Every record must be repeated exactly; omit any pictures they contain.

** Start Material for this exercise **

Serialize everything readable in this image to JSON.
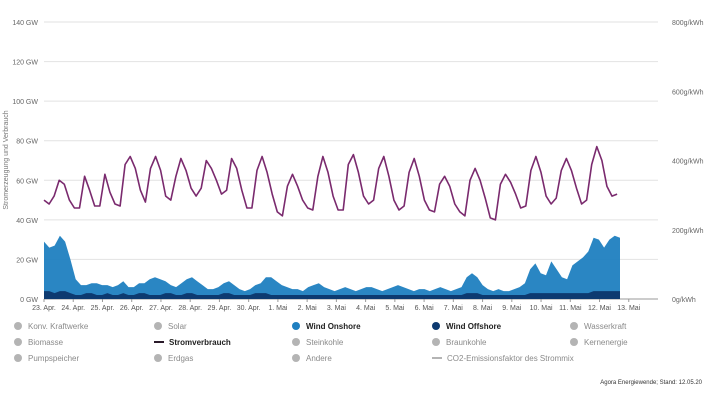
{
  "chart_data": {
    "type": "area",
    "xlabel": "",
    "ylabel": "Stromerzeugung und Verbrauch",
    "y_unit_ticks": [
      "0 GW",
      "20 GW",
      "40 GW",
      "60 GW",
      "80 GW",
      "100 GW",
      "120 GW",
      "140 GW"
    ],
    "ylim": [
      0,
      140
    ],
    "y2_ticks": [
      "0g/kWh",
      "200g/kWh",
      "400g/kWh",
      "600g/kWh",
      "800g/kWh"
    ],
    "y2lim": [
      0,
      800
    ],
    "x_ticks": [
      "23. Apr.",
      "24. Apr.",
      "25. Apr.",
      "26. Apr.",
      "27. Apr.",
      "28. Apr.",
      "29. Apr.",
      "30. Apr.",
      "1. Mai",
      "2. Mai",
      "3. Mai",
      "4. Mai",
      "5. Mai",
      "6. Mai",
      "7. Mai",
      "8. Mai",
      "9. Mai",
      "10. Mai",
      "11. Mai",
      "12. Mai",
      "13. Mai"
    ],
    "grid": true,
    "series": [
      {
        "name": "Stromverbrauch",
        "color": "#7a2a6e",
        "x_start_day": 0,
        "values": [
          50,
          48,
          52,
          60,
          58,
          50,
          46,
          46,
          62,
          55,
          47,
          47,
          63,
          54,
          48,
          47,
          68,
          72,
          66,
          55,
          49,
          66,
          72,
          65,
          52,
          50,
          62,
          71,
          65,
          56,
          52,
          56,
          70,
          66,
          60,
          53,
          55,
          71,
          66,
          55,
          46,
          46,
          65,
          72,
          64,
          53,
          44,
          42,
          57,
          63,
          57,
          50,
          46,
          45,
          62,
          72,
          64,
          52,
          45,
          45,
          68,
          73,
          64,
          52,
          48,
          50,
          66,
          72,
          62,
          50,
          45,
          47,
          64,
          71,
          62,
          50,
          45,
          44,
          58,
          62,
          57,
          48,
          44,
          42,
          60,
          66,
          60,
          51,
          41,
          40,
          58,
          63,
          59,
          53,
          46,
          47,
          65,
          72,
          64,
          52,
          48,
          51,
          65,
          71,
          65,
          56,
          48,
          50,
          68,
          77,
          70,
          57,
          52,
          53
        ]
      },
      {
        "name": "Wind Onshore",
        "color": "#1f7fc0",
        "values": [
          25,
          22,
          24,
          28,
          25,
          17,
          8,
          5,
          4,
          5,
          6,
          5,
          4,
          4,
          5,
          6,
          4,
          4,
          5,
          5,
          8,
          9,
          8,
          6,
          4,
          4,
          6,
          7,
          8,
          7,
          5,
          3,
          3,
          4,
          5,
          6,
          5,
          3,
          2,
          3,
          4,
          5,
          8,
          9,
          7,
          5,
          4,
          3,
          3,
          2,
          4,
          5,
          6,
          4,
          3,
          2,
          3,
          4,
          3,
          2,
          3,
          4,
          4,
          3,
          2,
          3,
          4,
          5,
          4,
          3,
          2,
          3,
          3,
          2,
          3,
          4,
          3,
          2,
          3,
          4,
          8,
          10,
          8,
          5,
          3,
          2,
          3,
          2,
          2,
          3,
          4,
          6,
          12,
          15,
          10,
          9,
          16,
          12,
          8,
          7,
          14,
          16,
          18,
          21,
          27,
          26,
          22,
          26,
          28,
          27
        ]
      },
      {
        "name": "Wind Offshore",
        "color": "#0d3a70",
        "values": [
          4,
          4,
          3,
          4,
          4,
          3,
          2,
          2,
          3,
          3,
          2,
          2,
          3,
          2,
          2,
          3,
          2,
          2,
          3,
          3,
          2,
          2,
          2,
          3,
          3,
          2,
          2,
          3,
          3,
          2,
          2,
          2,
          2,
          2,
          3,
          3,
          2,
          2,
          2,
          2,
          3,
          3,
          3,
          2,
          2,
          2,
          2,
          2,
          2,
          2,
          2,
          2,
          2,
          2,
          2,
          2,
          2,
          2,
          2,
          2,
          2,
          2,
          2,
          2,
          2,
          2,
          2,
          2,
          2,
          2,
          2,
          2,
          2,
          2,
          2,
          2,
          2,
          2,
          2,
          2,
          3,
          3,
          3,
          2,
          2,
          2,
          2,
          2,
          2,
          2,
          2,
          2,
          3,
          3,
          3,
          3,
          3,
          3,
          3,
          3,
          3,
          3,
          3,
          3,
          4,
          4,
          4,
          4,
          4,
          4
        ]
      }
    ],
    "legend": [
      {
        "name": "Konv. Kraftwerke",
        "color": "#b4b4b4",
        "shape": "dot",
        "active": false
      },
      {
        "name": "Solar",
        "color": "#b4b4b4",
        "shape": "dot",
        "active": false
      },
      {
        "name": "Wind Onshore",
        "color": "#1f7fc0",
        "shape": "dot",
        "active": true
      },
      {
        "name": "Wind Offshore",
        "color": "#0d3a70",
        "shape": "dot",
        "active": true
      },
      {
        "name": "Wasserkraft",
        "color": "#b4b4b4",
        "shape": "dot",
        "active": false
      },
      {
        "name": "Biomasse",
        "color": "#b4b4b4",
        "shape": "dot",
        "active": false
      },
      {
        "name": "Stromverbrauch",
        "color": "#2a1a2a",
        "shape": "dash",
        "active": true
      },
      {
        "name": "Steinkohle",
        "color": "#b4b4b4",
        "shape": "dot",
        "active": false
      },
      {
        "name": "Braunkohle",
        "color": "#b4b4b4",
        "shape": "dot",
        "active": false
      },
      {
        "name": "Kernenergie",
        "color": "#b4b4b4",
        "shape": "dot",
        "active": false
      },
      {
        "name": "Pumpspeicher",
        "color": "#b4b4b4",
        "shape": "dot",
        "active": false
      },
      {
        "name": "Erdgas",
        "color": "#b4b4b4",
        "shape": "dot",
        "active": false
      },
      {
        "name": "Andere",
        "color": "#b4b4b4",
        "shape": "dot",
        "active": false
      },
      {
        "name": "CO2-Emissionsfaktor des Strommix",
        "color": "#b4b4b4",
        "shape": "dash",
        "active": false
      }
    ]
  },
  "source_text": "Agora Energiewende; Stand: 12.05.20"
}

** End Material for this exercise **

Response to this exercise
Serialize everything readable in this image to JSON.
{
  "chart_data": {
    "type": "area",
    "xlabel": "",
    "ylabel": "Stromerzeugung und Verbrauch",
    "y_unit_ticks": [
      "0 GW",
      "20 GW",
      "40 GW",
      "60 GW",
      "80 GW",
      "100 GW",
      "120 GW",
      "140 GW"
    ],
    "ylim": [
      0,
      140
    ],
    "y2_ticks": [
      "0g/kWh",
      "200g/kWh",
      "400g/kWh",
      "600g/kWh",
      "800g/kWh"
    ],
    "y2lim": [
      0,
      800
    ],
    "x_ticks": [
      "23. Apr.",
      "24. Apr.",
      "25. Apr.",
      "26. Apr.",
      "27. Apr.",
      "28. Apr.",
      "29. Apr.",
      "30. Apr.",
      "1. Mai",
      "2. Mai",
      "3. Mai",
      "4. Mai",
      "5. Mai",
      "6. Mai",
      "7. Mai",
      "8. Mai",
      "9. Mai",
      "10. Mai",
      "11. Mai",
      "12. Mai",
      "13. Mai"
    ],
    "grid": true,
    "series": [
      {
        "name": "Stromverbrauch",
        "color": "#7a2a6e",
        "x_start_day": 0,
        "values": [
          50,
          48,
          52,
          60,
          58,
          50,
          46,
          46,
          62,
          55,
          47,
          47,
          63,
          54,
          48,
          47,
          68,
          72,
          66,
          55,
          49,
          66,
          72,
          65,
          52,
          50,
          62,
          71,
          65,
          56,
          52,
          56,
          70,
          66,
          60,
          53,
          55,
          71,
          66,
          55,
          46,
          46,
          65,
          72,
          64,
          53,
          44,
          42,
          57,
          63,
          57,
          50,
          46,
          45,
          62,
          72,
          64,
          52,
          45,
          45,
          68,
          73,
          64,
          52,
          48,
          50,
          66,
          72,
          62,
          50,
          45,
          47,
          64,
          71,
          62,
          50,
          45,
          44,
          58,
          62,
          57,
          48,
          44,
          42,
          60,
          66,
          60,
          51,
          41,
          40,
          58,
          63,
          59,
          53,
          46,
          47,
          65,
          72,
          64,
          52,
          48,
          51,
          65,
          71,
          65,
          56,
          48,
          50,
          68,
          77,
          70,
          57,
          52,
          53
        ]
      },
      {
        "name": "Wind Onshore",
        "color": "#1f7fc0",
        "values": [
          25,
          22,
          24,
          28,
          25,
          17,
          8,
          5,
          4,
          5,
          6,
          5,
          4,
          4,
          5,
          6,
          4,
          4,
          5,
          5,
          8,
          9,
          8,
          6,
          4,
          4,
          6,
          7,
          8,
          7,
          5,
          3,
          3,
          4,
          5,
          6,
          5,
          3,
          2,
          3,
          4,
          5,
          8,
          9,
          7,
          5,
          4,
          3,
          3,
          2,
          4,
          5,
          6,
          4,
          3,
          2,
          3,
          4,
          3,
          2,
          3,
          4,
          4,
          3,
          2,
          3,
          4,
          5,
          4,
          3,
          2,
          3,
          3,
          2,
          3,
          4,
          3,
          2,
          3,
          4,
          8,
          10,
          8,
          5,
          3,
          2,
          3,
          2,
          2,
          3,
          4,
          6,
          12,
          15,
          10,
          9,
          16,
          12,
          8,
          7,
          14,
          16,
          18,
          21,
          27,
          26,
          22,
          26,
          28,
          27
        ]
      },
      {
        "name": "Wind Offshore",
        "color": "#0d3a70",
        "values": [
          4,
          4,
          3,
          4,
          4,
          3,
          2,
          2,
          3,
          3,
          2,
          2,
          3,
          2,
          2,
          3,
          2,
          2,
          3,
          3,
          2,
          2,
          2,
          3,
          3,
          2,
          2,
          3,
          3,
          2,
          2,
          2,
          2,
          2,
          3,
          3,
          2,
          2,
          2,
          2,
          3,
          3,
          3,
          2,
          2,
          2,
          2,
          2,
          2,
          2,
          2,
          2,
          2,
          2,
          2,
          2,
          2,
          2,
          2,
          2,
          2,
          2,
          2,
          2,
          2,
          2,
          2,
          2,
          2,
          2,
          2,
          2,
          2,
          2,
          2,
          2,
          2,
          2,
          2,
          2,
          3,
          3,
          3,
          2,
          2,
          2,
          2,
          2,
          2,
          2,
          2,
          2,
          3,
          3,
          3,
          3,
          3,
          3,
          3,
          3,
          3,
          3,
          3,
          3,
          4,
          4,
          4,
          4,
          4,
          4
        ]
      }
    ],
    "legend": [
      {
        "name": "Konv. Kraftwerke",
        "color": "#b4b4b4",
        "shape": "dot",
        "active": false
      },
      {
        "name": "Solar",
        "color": "#b4b4b4",
        "shape": "dot",
        "active": false
      },
      {
        "name": "Wind Onshore",
        "color": "#1f7fc0",
        "shape": "dot",
        "active": true
      },
      {
        "name": "Wind Offshore",
        "color": "#0d3a70",
        "shape": "dot",
        "active": true
      },
      {
        "name": "Wasserkraft",
        "color": "#b4b4b4",
        "shape": "dot",
        "active": false
      },
      {
        "name": "Biomasse",
        "color": "#b4b4b4",
        "shape": "dot",
        "active": false
      },
      {
        "name": "Stromverbrauch",
        "color": "#2a1a2a",
        "shape": "dash",
        "active": true
      },
      {
        "name": "Steinkohle",
        "color": "#b4b4b4",
        "shape": "dot",
        "active": false
      },
      {
        "name": "Braunkohle",
        "color": "#b4b4b4",
        "shape": "dot",
        "active": false
      },
      {
        "name": "Kernenergie",
        "color": "#b4b4b4",
        "shape": "dot",
        "active": false
      },
      {
        "name": "Pumpspeicher",
        "color": "#b4b4b4",
        "shape": "dot",
        "active": false
      },
      {
        "name": "Erdgas",
        "color": "#b4b4b4",
        "shape": "dot",
        "active": false
      },
      {
        "name": "Andere",
        "color": "#b4b4b4",
        "shape": "dot",
        "active": false
      },
      {
        "name": "CO2-Emissionsfaktor des Strommix",
        "color": "#b4b4b4",
        "shape": "dash",
        "active": false
      }
    ]
  },
  "source_text": "Agora Energiewende; Stand: 12.05.20"
}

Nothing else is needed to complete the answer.